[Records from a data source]
┄┄┄┄┄┄
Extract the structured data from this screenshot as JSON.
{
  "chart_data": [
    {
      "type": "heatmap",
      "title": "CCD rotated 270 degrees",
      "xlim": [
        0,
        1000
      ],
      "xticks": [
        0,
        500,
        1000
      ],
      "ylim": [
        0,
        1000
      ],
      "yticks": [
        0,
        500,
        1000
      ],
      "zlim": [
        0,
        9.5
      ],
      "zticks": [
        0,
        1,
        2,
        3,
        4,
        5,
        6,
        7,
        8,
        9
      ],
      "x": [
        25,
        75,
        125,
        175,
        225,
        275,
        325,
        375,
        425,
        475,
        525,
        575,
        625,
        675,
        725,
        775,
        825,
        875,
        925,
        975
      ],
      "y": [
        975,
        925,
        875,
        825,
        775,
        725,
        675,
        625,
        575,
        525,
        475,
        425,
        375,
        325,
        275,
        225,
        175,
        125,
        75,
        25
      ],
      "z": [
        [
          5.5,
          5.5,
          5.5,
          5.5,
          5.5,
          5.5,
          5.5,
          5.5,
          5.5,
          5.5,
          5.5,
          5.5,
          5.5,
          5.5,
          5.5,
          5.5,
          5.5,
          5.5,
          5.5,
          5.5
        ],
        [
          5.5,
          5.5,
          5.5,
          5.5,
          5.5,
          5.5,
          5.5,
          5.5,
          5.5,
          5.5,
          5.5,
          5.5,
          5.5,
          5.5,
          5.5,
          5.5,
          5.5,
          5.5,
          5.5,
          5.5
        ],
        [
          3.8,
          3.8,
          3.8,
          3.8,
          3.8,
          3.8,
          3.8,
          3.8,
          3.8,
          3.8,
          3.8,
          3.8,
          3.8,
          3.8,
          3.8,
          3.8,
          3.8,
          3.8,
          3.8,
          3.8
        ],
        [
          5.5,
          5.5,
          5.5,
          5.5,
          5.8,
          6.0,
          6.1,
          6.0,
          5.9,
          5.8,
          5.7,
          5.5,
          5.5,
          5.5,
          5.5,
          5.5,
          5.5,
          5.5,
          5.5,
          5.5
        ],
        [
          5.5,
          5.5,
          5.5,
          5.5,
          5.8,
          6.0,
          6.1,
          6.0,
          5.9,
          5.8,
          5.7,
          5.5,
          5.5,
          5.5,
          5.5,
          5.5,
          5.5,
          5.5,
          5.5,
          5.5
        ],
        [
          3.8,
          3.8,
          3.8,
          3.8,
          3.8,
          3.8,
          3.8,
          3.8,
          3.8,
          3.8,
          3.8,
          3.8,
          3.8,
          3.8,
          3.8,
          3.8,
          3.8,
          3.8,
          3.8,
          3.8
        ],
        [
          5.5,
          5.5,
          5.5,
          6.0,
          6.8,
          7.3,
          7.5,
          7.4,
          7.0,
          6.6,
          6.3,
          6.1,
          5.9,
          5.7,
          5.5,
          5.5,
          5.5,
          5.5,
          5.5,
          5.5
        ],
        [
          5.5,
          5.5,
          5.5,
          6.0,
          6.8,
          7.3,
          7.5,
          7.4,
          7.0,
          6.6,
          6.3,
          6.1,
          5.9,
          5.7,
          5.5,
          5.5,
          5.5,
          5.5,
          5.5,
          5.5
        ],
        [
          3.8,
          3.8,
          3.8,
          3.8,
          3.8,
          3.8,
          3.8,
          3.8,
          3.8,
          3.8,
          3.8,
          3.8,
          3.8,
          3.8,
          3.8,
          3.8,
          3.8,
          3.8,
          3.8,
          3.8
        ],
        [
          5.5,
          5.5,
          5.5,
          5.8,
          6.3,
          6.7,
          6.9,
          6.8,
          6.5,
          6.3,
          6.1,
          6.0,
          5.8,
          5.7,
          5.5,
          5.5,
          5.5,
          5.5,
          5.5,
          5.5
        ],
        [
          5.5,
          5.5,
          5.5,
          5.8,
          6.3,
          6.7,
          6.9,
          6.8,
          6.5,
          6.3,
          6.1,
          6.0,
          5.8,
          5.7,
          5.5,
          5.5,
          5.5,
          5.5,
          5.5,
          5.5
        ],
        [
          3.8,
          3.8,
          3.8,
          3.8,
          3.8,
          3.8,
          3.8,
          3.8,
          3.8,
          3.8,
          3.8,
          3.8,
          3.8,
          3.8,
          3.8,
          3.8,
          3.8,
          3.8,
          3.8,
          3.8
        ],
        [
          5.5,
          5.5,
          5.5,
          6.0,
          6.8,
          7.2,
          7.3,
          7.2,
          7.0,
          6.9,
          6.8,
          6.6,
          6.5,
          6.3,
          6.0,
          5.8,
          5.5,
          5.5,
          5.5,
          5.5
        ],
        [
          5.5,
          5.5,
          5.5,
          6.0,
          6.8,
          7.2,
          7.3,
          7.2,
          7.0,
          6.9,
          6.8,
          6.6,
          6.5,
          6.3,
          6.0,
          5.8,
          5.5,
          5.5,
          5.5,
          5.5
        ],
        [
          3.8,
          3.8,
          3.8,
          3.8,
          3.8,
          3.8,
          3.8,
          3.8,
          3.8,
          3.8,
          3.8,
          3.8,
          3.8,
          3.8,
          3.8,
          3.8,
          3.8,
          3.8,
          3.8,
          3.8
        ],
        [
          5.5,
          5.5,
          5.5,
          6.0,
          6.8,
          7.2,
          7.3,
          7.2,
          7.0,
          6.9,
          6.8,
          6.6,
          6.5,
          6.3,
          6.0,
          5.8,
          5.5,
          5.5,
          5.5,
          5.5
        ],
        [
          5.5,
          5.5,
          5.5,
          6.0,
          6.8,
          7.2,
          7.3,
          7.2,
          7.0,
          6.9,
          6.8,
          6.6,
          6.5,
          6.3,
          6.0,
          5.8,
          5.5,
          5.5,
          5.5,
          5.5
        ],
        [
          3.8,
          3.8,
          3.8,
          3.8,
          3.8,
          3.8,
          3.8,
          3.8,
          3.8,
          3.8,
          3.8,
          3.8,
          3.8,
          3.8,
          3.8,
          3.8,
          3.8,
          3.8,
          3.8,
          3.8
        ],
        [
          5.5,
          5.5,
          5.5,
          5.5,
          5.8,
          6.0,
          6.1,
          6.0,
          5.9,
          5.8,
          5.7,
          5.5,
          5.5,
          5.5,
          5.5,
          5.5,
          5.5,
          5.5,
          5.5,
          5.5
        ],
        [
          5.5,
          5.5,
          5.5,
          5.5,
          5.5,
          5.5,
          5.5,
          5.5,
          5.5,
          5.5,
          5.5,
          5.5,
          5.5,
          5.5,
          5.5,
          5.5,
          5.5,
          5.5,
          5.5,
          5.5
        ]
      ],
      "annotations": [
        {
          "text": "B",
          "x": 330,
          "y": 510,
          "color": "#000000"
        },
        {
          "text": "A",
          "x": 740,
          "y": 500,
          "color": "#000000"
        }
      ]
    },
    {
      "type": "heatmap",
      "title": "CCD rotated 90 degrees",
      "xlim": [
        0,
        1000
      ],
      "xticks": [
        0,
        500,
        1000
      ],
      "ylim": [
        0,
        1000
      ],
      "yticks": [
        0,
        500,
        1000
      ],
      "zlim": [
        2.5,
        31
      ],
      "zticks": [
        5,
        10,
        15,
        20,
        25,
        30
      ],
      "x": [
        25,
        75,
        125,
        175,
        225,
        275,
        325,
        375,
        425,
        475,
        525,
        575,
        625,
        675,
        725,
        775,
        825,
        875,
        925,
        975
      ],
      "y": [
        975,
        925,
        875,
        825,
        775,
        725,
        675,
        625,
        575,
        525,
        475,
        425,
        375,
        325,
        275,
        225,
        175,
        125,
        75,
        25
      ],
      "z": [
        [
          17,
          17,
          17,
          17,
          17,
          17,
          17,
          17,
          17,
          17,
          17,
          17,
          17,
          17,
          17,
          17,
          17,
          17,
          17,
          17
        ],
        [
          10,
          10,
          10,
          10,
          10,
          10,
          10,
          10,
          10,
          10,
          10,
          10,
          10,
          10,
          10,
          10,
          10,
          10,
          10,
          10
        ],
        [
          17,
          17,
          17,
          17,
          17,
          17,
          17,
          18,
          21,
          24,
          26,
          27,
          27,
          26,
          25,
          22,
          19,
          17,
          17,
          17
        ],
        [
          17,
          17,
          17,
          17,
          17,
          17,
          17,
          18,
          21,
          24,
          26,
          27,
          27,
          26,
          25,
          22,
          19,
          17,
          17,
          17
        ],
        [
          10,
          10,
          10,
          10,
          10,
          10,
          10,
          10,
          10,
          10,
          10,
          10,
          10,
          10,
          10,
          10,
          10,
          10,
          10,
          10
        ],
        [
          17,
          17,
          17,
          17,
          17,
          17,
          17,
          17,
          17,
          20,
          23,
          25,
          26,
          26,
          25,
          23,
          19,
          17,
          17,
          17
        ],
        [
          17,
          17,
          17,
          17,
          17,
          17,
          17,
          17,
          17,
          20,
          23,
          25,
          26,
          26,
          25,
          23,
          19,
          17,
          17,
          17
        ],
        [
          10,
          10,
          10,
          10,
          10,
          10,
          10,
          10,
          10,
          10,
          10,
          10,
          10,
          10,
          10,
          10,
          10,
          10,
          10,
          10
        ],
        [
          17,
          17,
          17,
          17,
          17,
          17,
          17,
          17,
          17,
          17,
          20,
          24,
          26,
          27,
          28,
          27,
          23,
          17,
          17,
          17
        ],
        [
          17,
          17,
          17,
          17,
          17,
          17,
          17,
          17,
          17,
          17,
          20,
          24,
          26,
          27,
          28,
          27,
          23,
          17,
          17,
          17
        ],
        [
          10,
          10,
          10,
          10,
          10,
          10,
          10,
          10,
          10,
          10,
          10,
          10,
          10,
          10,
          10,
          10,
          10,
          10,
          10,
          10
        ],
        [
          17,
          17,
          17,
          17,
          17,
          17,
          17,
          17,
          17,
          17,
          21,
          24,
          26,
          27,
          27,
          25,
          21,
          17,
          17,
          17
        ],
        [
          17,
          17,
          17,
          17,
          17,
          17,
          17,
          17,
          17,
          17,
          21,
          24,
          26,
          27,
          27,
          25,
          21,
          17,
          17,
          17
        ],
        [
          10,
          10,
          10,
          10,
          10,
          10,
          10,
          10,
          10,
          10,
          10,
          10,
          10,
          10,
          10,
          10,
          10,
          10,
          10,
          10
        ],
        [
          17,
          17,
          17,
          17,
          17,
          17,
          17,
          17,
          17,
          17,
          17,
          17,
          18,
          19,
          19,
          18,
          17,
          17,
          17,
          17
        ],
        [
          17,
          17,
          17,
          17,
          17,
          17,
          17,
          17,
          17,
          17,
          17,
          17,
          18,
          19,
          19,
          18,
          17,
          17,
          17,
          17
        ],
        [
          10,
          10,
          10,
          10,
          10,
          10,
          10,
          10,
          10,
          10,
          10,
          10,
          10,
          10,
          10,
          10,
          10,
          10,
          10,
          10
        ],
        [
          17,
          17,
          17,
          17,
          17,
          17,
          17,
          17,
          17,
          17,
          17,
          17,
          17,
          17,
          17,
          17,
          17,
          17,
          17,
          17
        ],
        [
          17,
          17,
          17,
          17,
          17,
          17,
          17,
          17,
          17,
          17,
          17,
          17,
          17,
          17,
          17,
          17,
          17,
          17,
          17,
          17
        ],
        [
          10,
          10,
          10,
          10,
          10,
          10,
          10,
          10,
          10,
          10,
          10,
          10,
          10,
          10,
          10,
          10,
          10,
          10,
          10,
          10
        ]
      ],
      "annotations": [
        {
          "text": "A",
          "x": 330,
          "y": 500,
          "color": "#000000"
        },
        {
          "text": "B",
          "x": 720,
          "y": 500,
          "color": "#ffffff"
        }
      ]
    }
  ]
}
┄┄┄┄┄┄
WRITTEN REQUEST: Extract each line holding the word "degrees" from the records.

WRITTEN RESPONSE:
      "title": "CCD rotated 270 degrees",
      "title": "CCD rotated 90 degrees",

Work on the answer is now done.